--- BEGIN Dataset extract ---

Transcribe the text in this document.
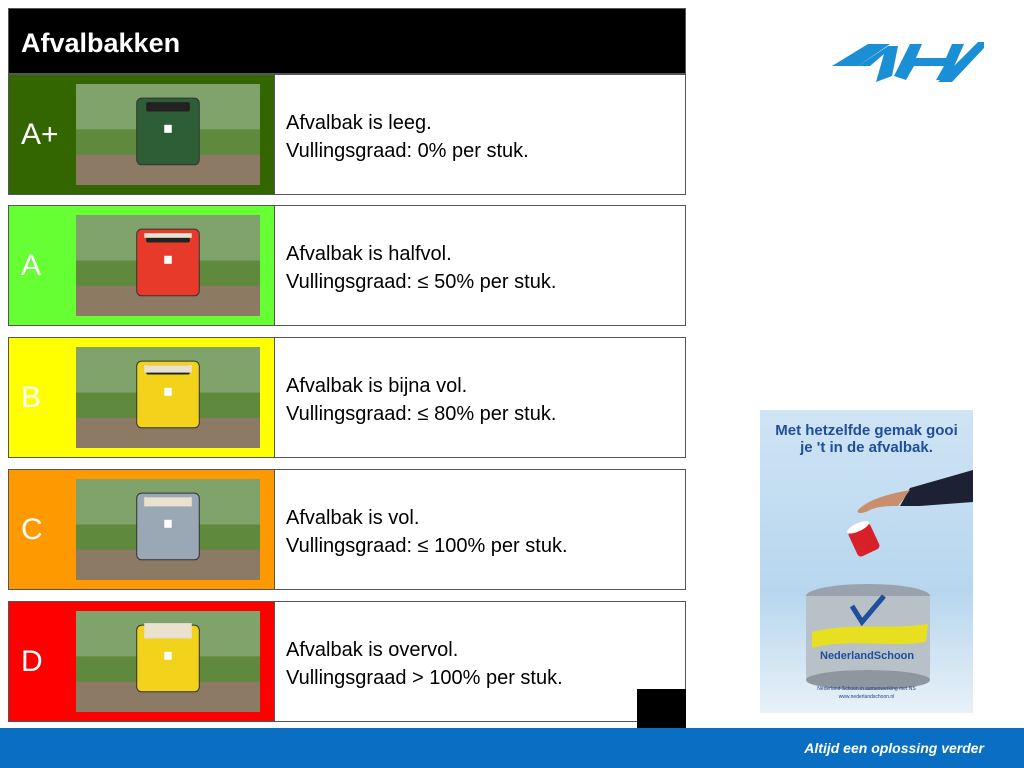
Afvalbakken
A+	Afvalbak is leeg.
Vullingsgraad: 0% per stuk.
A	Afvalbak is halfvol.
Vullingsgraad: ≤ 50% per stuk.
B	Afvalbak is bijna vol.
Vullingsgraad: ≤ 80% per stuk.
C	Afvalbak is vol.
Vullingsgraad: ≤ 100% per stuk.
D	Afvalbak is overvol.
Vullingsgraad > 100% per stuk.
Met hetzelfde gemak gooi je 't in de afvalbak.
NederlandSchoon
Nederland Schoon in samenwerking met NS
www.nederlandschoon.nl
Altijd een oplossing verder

--- END Dataset extract ---
--- BEGIN Dataset extract ---

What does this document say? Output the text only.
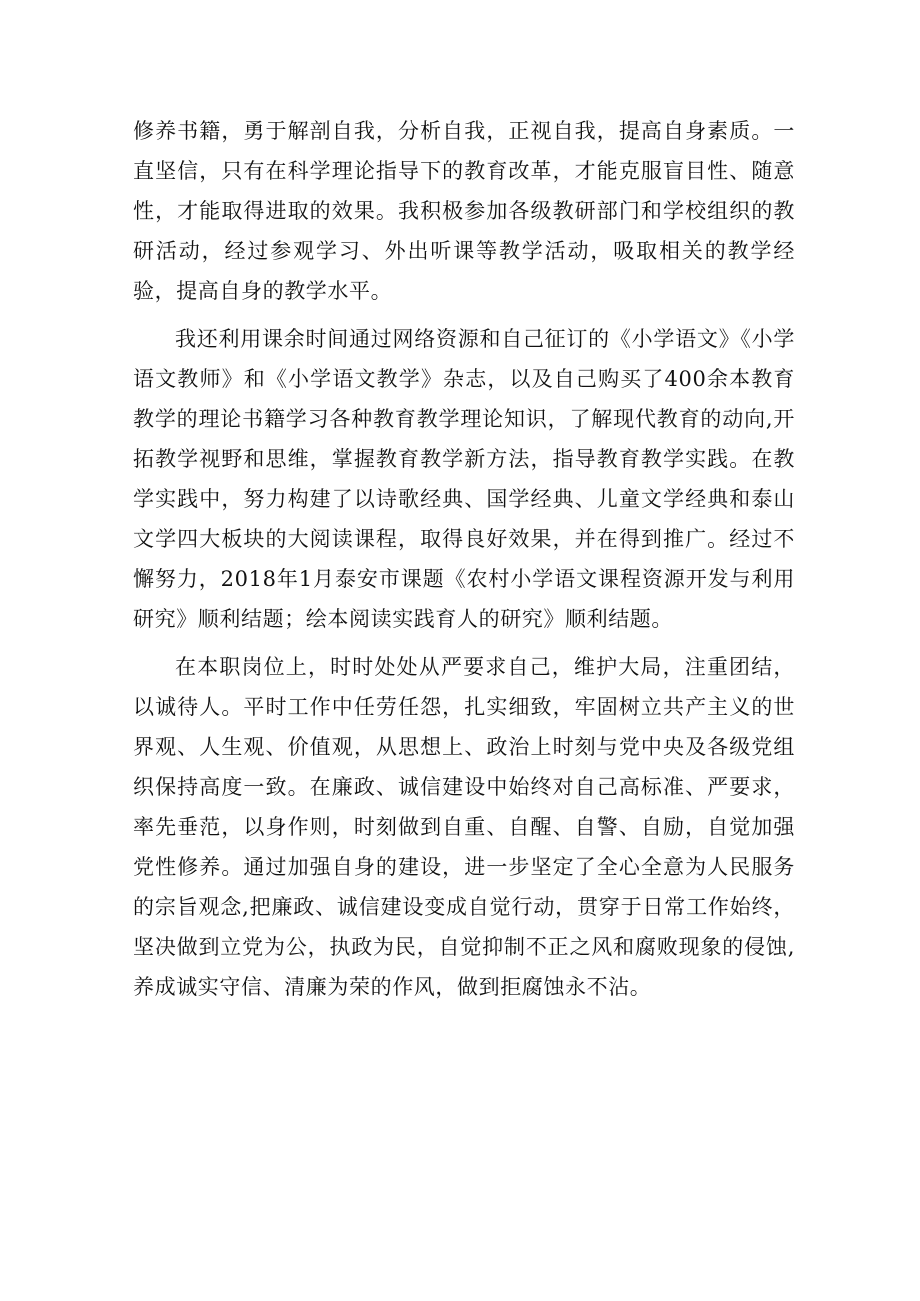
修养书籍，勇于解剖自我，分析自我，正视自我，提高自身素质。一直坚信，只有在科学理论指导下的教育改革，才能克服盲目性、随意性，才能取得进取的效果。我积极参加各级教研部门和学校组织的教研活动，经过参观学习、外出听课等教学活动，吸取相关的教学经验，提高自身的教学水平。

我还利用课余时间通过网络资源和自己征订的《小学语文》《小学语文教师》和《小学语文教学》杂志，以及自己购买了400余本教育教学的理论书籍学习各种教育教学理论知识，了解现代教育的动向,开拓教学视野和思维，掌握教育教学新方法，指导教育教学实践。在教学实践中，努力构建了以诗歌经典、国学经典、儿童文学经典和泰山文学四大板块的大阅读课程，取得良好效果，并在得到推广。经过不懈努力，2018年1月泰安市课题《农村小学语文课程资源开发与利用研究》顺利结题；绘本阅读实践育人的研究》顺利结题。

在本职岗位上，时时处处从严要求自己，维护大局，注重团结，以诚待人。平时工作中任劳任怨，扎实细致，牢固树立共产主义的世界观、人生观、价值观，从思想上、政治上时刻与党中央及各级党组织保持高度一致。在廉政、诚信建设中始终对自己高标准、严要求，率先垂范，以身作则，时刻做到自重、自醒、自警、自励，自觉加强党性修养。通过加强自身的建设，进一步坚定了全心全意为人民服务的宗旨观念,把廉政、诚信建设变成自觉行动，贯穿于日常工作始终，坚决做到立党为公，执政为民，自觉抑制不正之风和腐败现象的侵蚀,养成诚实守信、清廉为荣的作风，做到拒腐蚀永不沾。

--- END Dataset extract ---
--- BEGIN Dataset extract ---

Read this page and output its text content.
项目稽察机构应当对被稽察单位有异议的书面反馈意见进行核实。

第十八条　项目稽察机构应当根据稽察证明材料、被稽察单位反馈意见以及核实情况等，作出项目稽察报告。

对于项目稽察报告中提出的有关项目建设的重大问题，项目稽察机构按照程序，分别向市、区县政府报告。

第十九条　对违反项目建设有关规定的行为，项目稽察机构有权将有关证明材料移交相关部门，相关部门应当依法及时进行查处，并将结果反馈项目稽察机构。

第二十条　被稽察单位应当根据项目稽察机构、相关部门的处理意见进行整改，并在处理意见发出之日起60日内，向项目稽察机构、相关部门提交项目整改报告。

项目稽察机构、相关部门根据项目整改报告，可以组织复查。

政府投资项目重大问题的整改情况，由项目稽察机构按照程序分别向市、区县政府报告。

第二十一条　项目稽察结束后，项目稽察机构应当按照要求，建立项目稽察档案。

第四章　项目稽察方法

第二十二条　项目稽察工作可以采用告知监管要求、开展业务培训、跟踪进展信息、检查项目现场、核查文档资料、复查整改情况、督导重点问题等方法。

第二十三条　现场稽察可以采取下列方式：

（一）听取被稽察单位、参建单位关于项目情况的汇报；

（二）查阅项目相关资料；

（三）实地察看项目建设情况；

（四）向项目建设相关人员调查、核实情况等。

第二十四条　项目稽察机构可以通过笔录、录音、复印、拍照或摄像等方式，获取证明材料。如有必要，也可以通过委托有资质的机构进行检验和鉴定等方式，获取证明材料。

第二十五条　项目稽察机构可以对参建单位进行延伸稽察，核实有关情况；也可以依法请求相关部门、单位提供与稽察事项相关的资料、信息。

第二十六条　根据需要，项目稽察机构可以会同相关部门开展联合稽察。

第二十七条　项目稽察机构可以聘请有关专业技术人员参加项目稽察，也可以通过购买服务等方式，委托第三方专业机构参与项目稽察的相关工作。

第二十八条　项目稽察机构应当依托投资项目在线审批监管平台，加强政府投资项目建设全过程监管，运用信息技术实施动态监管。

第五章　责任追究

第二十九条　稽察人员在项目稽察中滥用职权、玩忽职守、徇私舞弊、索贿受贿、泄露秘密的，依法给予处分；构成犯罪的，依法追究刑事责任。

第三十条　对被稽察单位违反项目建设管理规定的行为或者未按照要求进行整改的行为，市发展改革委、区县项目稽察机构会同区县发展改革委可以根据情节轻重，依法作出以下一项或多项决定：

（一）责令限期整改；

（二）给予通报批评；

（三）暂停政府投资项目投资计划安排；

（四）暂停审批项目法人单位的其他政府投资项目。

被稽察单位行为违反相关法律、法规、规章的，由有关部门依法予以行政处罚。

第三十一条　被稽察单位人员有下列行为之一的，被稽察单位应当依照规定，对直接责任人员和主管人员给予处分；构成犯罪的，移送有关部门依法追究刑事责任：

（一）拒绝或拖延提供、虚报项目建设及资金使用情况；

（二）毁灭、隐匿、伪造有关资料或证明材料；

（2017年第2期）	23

--- END Dataset extract ---

• **Your task**: Copy every line of the listing that includes the string "stuk".

• **The answer**:
Vullingsgraad: 0% per stuk.
Vullingsgraad: ≤ 50% per stuk.
Vullingsgraad: ≤ 80% per stuk.
Vullingsgraad: ≤ 100% per stuk.
Vullingsgraad > 100% per stuk.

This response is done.